## start DATASET RECORDS

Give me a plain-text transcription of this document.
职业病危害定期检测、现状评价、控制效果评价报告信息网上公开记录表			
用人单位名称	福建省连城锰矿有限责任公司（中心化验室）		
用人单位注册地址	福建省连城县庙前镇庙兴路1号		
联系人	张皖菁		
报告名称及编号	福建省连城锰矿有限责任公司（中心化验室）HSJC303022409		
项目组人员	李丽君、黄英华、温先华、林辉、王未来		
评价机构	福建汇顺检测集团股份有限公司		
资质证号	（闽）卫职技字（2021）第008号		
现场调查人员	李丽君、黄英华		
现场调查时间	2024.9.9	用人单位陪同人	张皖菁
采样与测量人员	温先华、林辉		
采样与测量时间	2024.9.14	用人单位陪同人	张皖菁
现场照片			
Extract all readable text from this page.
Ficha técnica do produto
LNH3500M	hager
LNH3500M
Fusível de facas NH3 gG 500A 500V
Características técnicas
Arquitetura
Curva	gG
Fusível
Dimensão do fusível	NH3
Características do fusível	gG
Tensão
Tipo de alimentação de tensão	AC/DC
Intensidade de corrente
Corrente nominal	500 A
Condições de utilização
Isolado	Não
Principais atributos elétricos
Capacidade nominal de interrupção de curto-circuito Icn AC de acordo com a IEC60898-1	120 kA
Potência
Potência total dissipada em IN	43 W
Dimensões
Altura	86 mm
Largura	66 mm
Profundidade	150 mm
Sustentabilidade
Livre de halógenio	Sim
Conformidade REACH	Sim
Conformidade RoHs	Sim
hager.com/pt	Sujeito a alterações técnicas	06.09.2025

## end DATASET RECORDS

■ WRITTEN PROBLEM:
Write out every entry word for word.

■ WRITTEN ANSWER:
Give me a plain-text transcription of this document.
职业病危害定期检测、现状评价、控制效果评价报告信息网上公开记录表			
用人单位名称	福建省连城锰矿有限责任公司（中心化验室）		
用人单位注册地址	福建省连城县庙前镇庙兴路1号		
联系人	张皖菁		
报告名称及编号	福建省连城锰矿有限责任公司（中心化验室）HSJC303022409		
项目组人员	李丽君、黄英华、温先华、林辉、王未来		
评价机构	福建汇顺检测集团股份有限公司		
资质证号	（闽）卫职技字（2021）第008号		
现场调查人员	李丽君、黄英华		
现场调查时间	2024.9.9	用人单位陪同人	张皖菁
采样与测量人员	温先华、林辉		
采样与测量时间	2024.9.14	用人单位陪同人	张皖菁
现场照片			
Extract all readable text from this page.
Ficha técnica do produto
LNH3500M	hager
LNH3500M
Fusível de facas NH3 gG 500A 500V
Características técnicas
Arquitetura
Curva	gG
Fusível
Dimensão do fusível	NH3
Características do fusível	gG
Tensão
Tipo de alimentação de tensão	AC/DC
Intensidade de corrente
Corrente nominal	500 A
Condições de utilização
Isolado	Não
Principais atributos elétricos
Capacidade nominal de interrupção de curto-circuito Icn AC de acordo com a IEC60898-1	120 kA
Potência
Potência total dissipada em IN	43 W
Dimensões
Altura	86 mm
Largura	66 mm
Profundidade	150 mm
Sustentabilidade
Livre de halógenio	Sim
Conformidade REACH	Sim
Conformidade RoHs	Sim
hager.com/pt	Sujeito a alterações técnicas	06.09.2025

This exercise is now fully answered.